Stored data entries:
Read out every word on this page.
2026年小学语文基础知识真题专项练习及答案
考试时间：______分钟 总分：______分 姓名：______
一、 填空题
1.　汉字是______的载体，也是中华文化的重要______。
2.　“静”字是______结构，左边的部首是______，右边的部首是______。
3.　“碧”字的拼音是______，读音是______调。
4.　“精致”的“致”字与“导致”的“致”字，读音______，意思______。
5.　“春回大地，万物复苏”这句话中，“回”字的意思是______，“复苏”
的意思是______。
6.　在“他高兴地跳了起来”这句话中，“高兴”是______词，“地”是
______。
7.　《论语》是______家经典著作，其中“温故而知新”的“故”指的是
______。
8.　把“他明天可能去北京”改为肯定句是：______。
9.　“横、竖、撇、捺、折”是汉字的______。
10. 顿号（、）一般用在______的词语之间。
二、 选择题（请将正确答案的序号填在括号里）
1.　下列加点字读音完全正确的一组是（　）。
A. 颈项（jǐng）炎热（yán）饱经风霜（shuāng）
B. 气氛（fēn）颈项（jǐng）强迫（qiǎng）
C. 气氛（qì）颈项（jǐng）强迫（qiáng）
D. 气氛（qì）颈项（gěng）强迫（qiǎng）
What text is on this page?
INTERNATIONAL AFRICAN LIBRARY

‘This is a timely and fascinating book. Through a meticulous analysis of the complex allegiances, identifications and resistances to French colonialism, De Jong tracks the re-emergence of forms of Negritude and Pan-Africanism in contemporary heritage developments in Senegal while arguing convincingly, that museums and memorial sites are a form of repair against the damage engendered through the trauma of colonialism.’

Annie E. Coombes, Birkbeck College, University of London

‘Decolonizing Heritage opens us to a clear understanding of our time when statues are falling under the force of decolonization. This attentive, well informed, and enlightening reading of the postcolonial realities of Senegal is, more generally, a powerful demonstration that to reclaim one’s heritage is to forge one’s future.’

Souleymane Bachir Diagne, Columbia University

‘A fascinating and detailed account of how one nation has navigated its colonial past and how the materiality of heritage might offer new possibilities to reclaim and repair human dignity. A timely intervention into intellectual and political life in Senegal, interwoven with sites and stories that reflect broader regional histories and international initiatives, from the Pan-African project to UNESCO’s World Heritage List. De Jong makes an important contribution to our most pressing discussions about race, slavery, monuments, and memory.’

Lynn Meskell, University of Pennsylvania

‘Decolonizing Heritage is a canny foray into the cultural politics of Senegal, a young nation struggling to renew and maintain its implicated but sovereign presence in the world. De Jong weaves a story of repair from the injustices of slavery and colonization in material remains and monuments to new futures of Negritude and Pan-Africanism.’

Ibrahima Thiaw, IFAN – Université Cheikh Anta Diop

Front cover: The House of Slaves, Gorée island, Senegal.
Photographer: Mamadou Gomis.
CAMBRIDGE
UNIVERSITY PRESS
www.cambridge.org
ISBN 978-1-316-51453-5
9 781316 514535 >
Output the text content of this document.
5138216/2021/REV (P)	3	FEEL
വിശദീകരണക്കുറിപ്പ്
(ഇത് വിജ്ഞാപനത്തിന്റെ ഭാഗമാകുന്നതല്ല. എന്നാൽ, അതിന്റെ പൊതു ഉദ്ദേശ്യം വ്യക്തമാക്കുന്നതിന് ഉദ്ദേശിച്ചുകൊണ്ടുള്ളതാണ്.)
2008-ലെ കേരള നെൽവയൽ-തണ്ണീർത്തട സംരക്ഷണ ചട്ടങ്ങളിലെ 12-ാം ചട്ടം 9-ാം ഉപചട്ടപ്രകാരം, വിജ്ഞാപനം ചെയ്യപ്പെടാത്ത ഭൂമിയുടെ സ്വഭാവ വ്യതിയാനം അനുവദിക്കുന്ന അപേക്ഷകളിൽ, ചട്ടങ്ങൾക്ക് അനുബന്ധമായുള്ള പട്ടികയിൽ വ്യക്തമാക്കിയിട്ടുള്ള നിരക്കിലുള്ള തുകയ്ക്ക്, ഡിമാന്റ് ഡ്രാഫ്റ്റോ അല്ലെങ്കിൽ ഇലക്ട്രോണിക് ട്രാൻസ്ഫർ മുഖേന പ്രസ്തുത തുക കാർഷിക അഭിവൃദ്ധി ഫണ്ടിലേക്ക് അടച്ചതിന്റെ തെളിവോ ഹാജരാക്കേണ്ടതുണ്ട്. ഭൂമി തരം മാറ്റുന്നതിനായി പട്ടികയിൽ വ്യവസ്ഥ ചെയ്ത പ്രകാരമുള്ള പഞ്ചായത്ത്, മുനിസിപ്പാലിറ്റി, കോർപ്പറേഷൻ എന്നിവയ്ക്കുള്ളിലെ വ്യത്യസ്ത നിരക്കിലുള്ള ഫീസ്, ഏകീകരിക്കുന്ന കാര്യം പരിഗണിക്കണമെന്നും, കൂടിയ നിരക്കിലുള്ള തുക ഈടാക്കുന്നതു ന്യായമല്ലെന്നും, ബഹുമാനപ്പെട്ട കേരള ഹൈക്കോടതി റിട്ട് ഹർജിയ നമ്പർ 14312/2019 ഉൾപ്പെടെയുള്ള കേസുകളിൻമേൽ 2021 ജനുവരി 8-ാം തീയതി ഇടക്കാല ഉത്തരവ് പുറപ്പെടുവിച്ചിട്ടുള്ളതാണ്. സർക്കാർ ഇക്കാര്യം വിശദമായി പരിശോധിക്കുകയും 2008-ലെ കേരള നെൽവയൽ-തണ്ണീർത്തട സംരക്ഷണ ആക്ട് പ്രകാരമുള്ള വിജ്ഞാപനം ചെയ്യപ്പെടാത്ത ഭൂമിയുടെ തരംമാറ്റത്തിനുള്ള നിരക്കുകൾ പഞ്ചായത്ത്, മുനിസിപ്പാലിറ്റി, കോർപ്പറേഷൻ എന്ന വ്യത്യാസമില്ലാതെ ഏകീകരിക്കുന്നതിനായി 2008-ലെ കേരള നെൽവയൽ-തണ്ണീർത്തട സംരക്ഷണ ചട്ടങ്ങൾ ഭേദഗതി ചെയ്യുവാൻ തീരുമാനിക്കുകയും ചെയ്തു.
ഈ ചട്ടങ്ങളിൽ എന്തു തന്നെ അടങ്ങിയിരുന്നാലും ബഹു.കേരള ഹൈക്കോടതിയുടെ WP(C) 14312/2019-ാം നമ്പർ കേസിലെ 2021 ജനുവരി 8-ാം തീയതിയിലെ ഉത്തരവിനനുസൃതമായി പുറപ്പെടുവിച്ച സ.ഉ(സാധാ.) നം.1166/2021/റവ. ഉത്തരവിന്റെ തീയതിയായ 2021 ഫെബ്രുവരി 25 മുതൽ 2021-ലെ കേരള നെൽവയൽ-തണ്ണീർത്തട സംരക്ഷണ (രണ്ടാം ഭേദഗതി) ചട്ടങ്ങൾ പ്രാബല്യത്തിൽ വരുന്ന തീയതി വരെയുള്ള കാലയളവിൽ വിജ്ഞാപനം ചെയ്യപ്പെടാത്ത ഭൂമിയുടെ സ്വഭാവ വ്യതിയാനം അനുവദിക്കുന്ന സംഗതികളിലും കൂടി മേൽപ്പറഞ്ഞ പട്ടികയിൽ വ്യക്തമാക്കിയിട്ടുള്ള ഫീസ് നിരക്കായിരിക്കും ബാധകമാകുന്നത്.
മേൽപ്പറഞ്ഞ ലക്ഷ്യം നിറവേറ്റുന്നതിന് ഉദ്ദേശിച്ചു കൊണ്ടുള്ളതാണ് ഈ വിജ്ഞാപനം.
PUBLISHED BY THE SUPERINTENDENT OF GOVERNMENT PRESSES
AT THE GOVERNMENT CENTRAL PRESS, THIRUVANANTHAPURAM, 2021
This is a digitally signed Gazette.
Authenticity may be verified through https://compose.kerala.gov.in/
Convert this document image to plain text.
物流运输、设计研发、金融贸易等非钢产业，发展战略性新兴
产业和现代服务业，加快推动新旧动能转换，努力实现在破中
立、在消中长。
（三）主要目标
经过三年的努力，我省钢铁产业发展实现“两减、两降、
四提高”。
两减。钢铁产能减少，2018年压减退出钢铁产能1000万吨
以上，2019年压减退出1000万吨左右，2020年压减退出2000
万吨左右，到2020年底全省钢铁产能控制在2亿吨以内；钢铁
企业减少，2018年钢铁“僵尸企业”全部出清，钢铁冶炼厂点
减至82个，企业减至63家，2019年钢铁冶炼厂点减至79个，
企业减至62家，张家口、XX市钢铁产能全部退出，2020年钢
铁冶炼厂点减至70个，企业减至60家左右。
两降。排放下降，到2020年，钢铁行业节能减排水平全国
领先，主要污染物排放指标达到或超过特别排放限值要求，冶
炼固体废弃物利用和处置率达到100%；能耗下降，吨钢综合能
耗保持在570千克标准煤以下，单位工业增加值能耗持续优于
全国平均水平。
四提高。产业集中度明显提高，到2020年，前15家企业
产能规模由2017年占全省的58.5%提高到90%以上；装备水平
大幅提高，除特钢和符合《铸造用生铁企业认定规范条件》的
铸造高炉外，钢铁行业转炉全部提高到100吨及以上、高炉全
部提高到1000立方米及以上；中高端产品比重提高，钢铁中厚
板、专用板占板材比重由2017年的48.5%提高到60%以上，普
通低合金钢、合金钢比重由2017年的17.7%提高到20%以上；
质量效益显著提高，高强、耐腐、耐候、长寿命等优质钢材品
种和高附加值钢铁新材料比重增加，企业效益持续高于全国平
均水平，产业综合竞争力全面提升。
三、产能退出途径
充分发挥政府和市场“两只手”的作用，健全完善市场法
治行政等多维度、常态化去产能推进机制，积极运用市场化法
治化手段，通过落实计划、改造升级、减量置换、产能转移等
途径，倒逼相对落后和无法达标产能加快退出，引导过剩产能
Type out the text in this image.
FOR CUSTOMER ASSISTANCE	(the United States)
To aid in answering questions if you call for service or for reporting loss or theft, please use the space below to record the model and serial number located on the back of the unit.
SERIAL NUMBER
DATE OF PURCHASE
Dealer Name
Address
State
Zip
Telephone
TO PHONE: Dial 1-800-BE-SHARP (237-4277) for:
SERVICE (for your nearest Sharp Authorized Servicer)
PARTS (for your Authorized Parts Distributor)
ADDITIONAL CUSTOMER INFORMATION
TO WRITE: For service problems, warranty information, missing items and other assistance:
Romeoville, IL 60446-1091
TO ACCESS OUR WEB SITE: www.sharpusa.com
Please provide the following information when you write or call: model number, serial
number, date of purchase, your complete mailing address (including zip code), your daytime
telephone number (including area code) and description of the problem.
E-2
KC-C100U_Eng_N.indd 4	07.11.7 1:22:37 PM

Your task. Count each line above in which the string "jǐng" appears, then state only the total.

Task output. 3